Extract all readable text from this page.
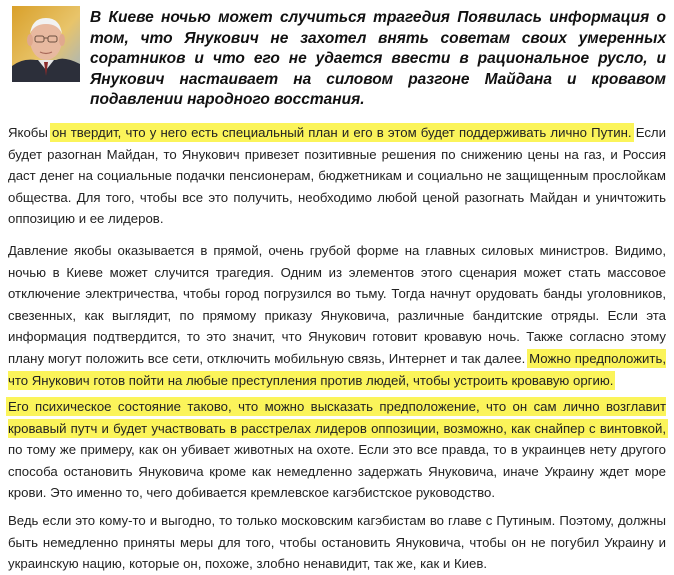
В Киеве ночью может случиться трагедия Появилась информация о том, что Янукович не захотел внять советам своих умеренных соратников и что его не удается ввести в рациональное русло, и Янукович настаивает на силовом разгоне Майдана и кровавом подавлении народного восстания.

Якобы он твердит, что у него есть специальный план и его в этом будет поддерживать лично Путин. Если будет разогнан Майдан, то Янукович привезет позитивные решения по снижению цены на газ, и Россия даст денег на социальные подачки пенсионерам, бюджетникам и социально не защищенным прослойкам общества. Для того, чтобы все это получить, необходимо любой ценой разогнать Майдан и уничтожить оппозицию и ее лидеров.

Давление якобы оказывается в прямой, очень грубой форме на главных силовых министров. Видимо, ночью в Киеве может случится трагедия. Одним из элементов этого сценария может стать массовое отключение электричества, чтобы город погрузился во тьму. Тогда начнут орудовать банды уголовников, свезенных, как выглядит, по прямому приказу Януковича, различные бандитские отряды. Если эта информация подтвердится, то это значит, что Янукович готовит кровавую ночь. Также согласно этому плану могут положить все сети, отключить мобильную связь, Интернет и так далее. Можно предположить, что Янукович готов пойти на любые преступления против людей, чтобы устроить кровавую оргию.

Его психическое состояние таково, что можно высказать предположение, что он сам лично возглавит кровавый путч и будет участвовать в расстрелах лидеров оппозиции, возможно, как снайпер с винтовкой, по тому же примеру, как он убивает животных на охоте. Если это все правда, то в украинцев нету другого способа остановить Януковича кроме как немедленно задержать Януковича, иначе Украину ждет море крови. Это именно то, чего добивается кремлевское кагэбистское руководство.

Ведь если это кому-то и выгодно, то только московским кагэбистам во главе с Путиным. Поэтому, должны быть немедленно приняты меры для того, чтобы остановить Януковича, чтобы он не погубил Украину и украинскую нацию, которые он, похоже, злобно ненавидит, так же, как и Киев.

# Goal
Transcribe the listing in full and omit the pictures.

# Correct output
Extract all readable text from this page.
В Киеве ночью может случиться трагедия Появилась информация о том, что Янукович не захотел внять советам своих умеренных соратников и что его не удается ввести в рациональное русло, и Янукович настаивает на силовом разгоне Майдана и кровавом подавлении народного восстания.

Якобы он твердит, что у него есть специальный план и его в этом будет поддерживать лично Путин. Если будет разогнан Майдан, то Янукович привезет позитивные решения по снижению цены на газ, и Россия даст денег на социальные подачки пенсионерам, бюджетникам и социально не защищенным прослойкам общества. Для того, чтобы все это получить, необходимо любой ценой разогнать Майдан и уничтожить оппозицию и ее лидеров.

Давление якобы оказывается в прямой, очень грубой форме на главных силовых министров. Видимо, ночью в Киеве может случится трагедия. Одним из элементов этого сценария может стать массовое отключение электричества, чтобы город погрузился во тьму. Тогда начнут орудовать банды уголовников, свезенных, как выглядит, по прямому приказу Януковича, различные бандитские отряды. Если эта информация подтвердится, то это значит, что Янукович готовит кровавую ночь. Также согласно этому плану могут положить все сети, отключить мобильную связь, Интернет и так далее. Можно предположить, что Янукович готов пойти на любые преступления против людей, чтобы устроить кровавую оргию.

Его психическое состояние таково, что можно высказать предположение, что он сам лично возглавит кровавый путч и будет участвовать в расстрелах лидеров оппозиции, возможно, как снайпер с винтовкой, по тому же примеру, как он убивает животных на охоте. Если это все правда, то в украинцев нету другого способа остановить Януковича кроме как немедленно задержать Януковича, иначе Украину ждет море крови. Это именно то, чего добивается кремлевское кагэбистское руководство.

Ведь если это кому-то и выгодно, то только московским кагэбистам во главе с Путиным. Поэтому, должны быть немедленно приняты меры для того, чтобы остановить Януковича, чтобы он не погубил Украину и украинскую нацию, которые он, похоже, злобно ненавидит, так же, как и Киев.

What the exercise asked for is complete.